TASK OBJECTIVE:
Look through the listing below and work out how many of its lines hold the word "ensure". Give only the number.

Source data

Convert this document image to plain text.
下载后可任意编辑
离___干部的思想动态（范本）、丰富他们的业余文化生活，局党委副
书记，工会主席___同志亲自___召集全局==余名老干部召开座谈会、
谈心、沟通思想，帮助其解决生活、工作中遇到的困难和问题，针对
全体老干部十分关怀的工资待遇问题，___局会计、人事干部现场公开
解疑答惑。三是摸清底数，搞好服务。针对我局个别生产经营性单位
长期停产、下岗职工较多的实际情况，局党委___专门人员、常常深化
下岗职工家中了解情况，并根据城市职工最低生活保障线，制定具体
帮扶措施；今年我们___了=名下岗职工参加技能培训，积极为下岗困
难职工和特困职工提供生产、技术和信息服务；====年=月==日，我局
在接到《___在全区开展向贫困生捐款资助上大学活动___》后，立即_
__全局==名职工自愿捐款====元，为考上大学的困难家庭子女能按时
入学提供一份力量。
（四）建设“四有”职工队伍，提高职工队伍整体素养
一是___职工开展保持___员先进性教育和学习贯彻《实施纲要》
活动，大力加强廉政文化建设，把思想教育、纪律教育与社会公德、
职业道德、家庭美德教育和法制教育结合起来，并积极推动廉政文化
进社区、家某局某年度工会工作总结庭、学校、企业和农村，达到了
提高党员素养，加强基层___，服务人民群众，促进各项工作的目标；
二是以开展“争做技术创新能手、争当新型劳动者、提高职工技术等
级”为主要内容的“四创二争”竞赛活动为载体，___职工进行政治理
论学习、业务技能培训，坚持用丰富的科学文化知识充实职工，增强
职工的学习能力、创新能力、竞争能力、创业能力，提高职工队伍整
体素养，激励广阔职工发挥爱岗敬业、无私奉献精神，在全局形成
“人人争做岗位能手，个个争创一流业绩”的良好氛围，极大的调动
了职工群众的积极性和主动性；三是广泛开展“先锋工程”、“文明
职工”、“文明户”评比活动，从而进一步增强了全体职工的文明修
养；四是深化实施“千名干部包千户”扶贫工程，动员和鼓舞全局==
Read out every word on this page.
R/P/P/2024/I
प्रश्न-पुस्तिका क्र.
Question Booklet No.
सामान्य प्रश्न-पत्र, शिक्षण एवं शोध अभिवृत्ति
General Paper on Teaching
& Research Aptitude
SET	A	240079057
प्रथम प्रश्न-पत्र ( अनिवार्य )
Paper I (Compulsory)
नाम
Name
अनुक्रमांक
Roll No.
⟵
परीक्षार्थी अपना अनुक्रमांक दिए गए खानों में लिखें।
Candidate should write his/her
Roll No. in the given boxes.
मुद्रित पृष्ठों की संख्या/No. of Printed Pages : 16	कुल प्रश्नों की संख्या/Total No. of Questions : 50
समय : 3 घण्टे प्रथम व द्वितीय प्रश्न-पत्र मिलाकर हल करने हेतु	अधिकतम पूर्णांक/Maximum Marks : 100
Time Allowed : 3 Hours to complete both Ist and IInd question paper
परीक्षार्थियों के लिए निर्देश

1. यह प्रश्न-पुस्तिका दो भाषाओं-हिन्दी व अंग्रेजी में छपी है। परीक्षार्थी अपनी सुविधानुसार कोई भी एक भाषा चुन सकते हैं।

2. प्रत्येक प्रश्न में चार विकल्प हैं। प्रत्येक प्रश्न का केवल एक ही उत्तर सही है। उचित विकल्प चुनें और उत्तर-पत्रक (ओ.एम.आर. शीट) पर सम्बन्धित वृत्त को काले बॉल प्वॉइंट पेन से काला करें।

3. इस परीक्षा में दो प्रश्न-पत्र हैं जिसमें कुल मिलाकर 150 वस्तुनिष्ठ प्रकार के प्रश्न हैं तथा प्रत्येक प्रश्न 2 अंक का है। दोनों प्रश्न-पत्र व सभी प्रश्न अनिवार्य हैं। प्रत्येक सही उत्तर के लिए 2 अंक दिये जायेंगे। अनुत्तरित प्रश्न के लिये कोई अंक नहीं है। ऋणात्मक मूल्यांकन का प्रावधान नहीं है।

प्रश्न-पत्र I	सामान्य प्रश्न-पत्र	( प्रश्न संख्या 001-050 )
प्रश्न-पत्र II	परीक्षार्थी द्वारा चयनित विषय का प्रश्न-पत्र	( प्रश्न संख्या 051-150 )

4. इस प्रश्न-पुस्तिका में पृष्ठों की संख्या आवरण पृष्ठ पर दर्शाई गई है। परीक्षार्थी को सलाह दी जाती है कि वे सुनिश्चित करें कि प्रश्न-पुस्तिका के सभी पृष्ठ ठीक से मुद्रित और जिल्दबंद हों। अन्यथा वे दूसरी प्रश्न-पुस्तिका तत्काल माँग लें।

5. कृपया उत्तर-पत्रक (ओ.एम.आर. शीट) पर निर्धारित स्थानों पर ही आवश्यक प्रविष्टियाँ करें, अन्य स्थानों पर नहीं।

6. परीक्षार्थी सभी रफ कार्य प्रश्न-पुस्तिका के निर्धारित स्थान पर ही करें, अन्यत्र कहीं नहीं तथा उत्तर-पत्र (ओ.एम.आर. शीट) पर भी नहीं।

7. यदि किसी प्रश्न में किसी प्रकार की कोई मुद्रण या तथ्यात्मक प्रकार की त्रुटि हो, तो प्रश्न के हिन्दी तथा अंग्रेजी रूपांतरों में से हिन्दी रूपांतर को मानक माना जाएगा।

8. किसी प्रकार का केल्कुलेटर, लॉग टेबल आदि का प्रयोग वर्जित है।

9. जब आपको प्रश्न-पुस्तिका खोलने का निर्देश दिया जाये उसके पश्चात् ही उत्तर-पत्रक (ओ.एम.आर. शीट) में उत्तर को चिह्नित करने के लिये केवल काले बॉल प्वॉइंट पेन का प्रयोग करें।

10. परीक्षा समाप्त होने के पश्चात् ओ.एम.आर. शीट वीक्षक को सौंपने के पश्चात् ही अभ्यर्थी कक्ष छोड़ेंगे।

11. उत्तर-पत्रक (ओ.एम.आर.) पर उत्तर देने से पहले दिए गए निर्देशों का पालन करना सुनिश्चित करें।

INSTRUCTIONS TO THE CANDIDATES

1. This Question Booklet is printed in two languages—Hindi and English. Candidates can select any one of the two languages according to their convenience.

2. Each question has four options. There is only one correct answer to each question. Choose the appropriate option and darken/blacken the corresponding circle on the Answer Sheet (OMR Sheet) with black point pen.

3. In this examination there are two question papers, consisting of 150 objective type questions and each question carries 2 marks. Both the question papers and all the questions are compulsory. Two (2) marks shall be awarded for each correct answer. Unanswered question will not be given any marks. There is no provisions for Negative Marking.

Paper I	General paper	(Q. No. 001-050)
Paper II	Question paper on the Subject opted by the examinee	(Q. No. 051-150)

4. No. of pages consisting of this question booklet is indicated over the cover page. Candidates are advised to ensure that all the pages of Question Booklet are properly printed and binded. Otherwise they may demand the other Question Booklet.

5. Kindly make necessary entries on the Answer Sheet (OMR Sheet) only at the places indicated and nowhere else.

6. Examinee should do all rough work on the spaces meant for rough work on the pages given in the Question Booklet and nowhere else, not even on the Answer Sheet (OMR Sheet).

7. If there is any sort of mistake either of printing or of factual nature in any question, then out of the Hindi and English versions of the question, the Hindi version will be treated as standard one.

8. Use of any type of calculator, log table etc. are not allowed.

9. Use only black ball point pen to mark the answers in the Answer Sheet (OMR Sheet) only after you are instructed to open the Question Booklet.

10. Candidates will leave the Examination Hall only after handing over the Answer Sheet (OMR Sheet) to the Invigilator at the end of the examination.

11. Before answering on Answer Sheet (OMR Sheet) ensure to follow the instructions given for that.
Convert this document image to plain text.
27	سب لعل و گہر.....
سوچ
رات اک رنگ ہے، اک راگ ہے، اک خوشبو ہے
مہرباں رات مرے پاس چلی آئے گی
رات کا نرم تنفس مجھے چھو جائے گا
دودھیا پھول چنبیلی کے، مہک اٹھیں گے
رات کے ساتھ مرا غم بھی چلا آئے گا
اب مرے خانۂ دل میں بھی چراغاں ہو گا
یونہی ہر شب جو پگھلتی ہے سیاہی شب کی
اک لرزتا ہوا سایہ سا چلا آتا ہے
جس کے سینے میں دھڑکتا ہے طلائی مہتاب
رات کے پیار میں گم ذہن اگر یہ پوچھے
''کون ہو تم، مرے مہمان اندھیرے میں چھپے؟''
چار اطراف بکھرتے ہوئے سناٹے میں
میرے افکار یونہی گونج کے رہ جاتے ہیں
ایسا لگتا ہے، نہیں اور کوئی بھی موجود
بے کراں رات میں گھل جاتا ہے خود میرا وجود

REPLY TO THE EXERCISE:
2